*Written exercise:*
Show every line containing "davlat" by copying it.

*The input:*
────────────────

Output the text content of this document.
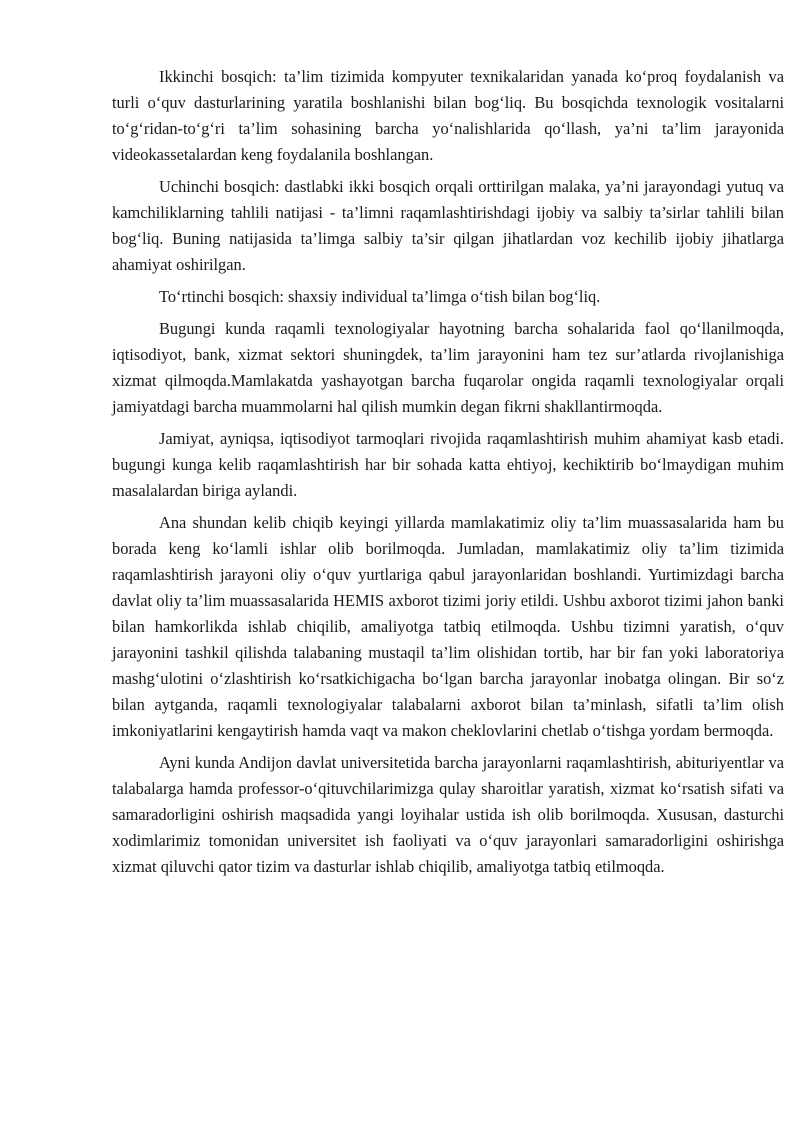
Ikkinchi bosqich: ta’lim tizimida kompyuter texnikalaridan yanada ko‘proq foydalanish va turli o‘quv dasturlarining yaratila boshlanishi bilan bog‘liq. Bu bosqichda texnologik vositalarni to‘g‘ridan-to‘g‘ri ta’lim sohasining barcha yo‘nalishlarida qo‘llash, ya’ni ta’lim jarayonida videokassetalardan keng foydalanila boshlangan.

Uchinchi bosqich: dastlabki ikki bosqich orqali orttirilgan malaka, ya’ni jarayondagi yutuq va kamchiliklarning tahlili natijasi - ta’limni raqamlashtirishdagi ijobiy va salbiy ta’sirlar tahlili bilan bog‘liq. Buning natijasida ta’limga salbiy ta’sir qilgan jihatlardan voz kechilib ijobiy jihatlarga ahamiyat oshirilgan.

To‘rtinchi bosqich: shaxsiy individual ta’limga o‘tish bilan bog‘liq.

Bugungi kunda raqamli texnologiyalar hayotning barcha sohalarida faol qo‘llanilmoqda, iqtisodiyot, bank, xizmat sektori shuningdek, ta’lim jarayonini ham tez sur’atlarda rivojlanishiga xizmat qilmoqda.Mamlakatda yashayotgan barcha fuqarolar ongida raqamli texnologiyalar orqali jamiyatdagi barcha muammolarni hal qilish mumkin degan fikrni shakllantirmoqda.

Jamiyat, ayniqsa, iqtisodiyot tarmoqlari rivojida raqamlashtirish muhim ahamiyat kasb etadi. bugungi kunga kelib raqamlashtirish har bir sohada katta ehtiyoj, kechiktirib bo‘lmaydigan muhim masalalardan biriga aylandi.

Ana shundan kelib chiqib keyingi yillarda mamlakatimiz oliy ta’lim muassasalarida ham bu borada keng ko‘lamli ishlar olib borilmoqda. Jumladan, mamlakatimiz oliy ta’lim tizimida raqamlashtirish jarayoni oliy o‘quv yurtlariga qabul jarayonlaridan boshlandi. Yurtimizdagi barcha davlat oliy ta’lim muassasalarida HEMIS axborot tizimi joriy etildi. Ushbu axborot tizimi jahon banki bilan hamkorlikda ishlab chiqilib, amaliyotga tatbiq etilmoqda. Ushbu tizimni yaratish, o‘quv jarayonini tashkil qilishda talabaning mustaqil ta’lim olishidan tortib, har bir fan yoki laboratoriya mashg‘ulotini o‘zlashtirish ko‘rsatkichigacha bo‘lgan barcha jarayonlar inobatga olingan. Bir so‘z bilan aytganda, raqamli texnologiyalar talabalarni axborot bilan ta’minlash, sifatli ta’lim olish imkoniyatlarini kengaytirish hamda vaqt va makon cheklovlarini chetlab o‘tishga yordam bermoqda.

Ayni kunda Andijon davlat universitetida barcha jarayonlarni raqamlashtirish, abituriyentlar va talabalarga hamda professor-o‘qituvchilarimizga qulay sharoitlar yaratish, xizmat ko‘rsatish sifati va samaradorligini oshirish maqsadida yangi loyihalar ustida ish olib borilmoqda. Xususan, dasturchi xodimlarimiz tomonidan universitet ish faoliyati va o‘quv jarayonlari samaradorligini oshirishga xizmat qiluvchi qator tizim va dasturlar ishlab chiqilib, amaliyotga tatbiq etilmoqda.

────────────────

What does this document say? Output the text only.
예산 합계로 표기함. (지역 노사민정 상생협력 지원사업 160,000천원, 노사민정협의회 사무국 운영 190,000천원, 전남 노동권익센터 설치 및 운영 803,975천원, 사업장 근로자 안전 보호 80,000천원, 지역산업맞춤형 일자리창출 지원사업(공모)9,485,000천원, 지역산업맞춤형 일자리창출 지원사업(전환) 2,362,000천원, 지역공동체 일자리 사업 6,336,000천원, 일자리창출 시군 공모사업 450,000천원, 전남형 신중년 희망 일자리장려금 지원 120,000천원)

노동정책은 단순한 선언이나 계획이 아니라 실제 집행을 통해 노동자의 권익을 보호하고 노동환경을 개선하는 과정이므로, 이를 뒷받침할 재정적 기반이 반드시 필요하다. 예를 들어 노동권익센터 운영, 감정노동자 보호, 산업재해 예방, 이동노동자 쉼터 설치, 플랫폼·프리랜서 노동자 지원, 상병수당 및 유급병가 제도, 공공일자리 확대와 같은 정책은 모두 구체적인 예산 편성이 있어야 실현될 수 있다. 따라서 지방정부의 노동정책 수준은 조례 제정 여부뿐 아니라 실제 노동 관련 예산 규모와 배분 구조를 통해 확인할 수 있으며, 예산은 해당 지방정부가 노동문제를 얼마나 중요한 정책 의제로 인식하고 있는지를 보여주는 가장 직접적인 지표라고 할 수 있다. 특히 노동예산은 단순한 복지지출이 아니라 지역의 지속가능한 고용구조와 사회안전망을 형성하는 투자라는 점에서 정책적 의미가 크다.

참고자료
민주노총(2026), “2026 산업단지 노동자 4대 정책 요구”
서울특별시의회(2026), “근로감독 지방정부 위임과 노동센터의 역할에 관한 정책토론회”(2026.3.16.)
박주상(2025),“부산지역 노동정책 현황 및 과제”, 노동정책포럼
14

────────────────

*Task solution:*
Ana shundan kelib chiqib keyingi yillarda mamlakatimiz oliy ta’lim muassasalarida ham bu borada keng ko‘lamli ishlar olib borilmoqda. Jumladan, mamlakatimiz oliy ta’lim tizimida raqamlashtirish jarayoni oliy o‘quv yurtlariga qabul jarayonlaridan boshlandi. Yurtimizdagi barcha davlat oliy ta’lim muassasalarida HEMIS axborot tizimi joriy etildi. Ushbu axborot tizimi jahon banki bilan hamkorlikda ishlab chiqilib, amaliyotga tatbiq etilmoqda. Ushbu tizimni yaratish, o‘quv jarayonini tashkil qilishda talabaning mustaqil ta’lim olishidan tortib, har bir fan yoki laboratoriya mashg‘ulotini o‘zlashtirish ko‘rsatkichigacha bo‘lgan barcha jarayonlar inobatga olingan. Bir so‘z bilan aytganda, raqamli texnologiyalar talabalarni axborot bilan ta’minlash, sifatli ta’lim olish imkoniyatlarini kengaytirish hamda vaqt va makon cheklovlarini chetlab o‘tishga yordam bermoqda.
Ayni kunda Andijon davlat universitetida barcha jarayonlarni raqamlashtirish, abituriyentlar va talabalarga hamda professor-o‘qituvchilarimizga qulay sharoitlar yaratish, xizmat ko‘rsatish sifati va samaradorligini oshirish maqsadida yangi loyihalar ustida ish olib borilmoqda. Xususan, dasturchi xodimlarimiz tomonidan universitet ish faoliyati va o‘quv jarayonlari samaradorligini oshirishga xizmat qiluvchi qator tizim va dasturlar ishlab chiqilib, amaliyotga tatbiq etilmoqda.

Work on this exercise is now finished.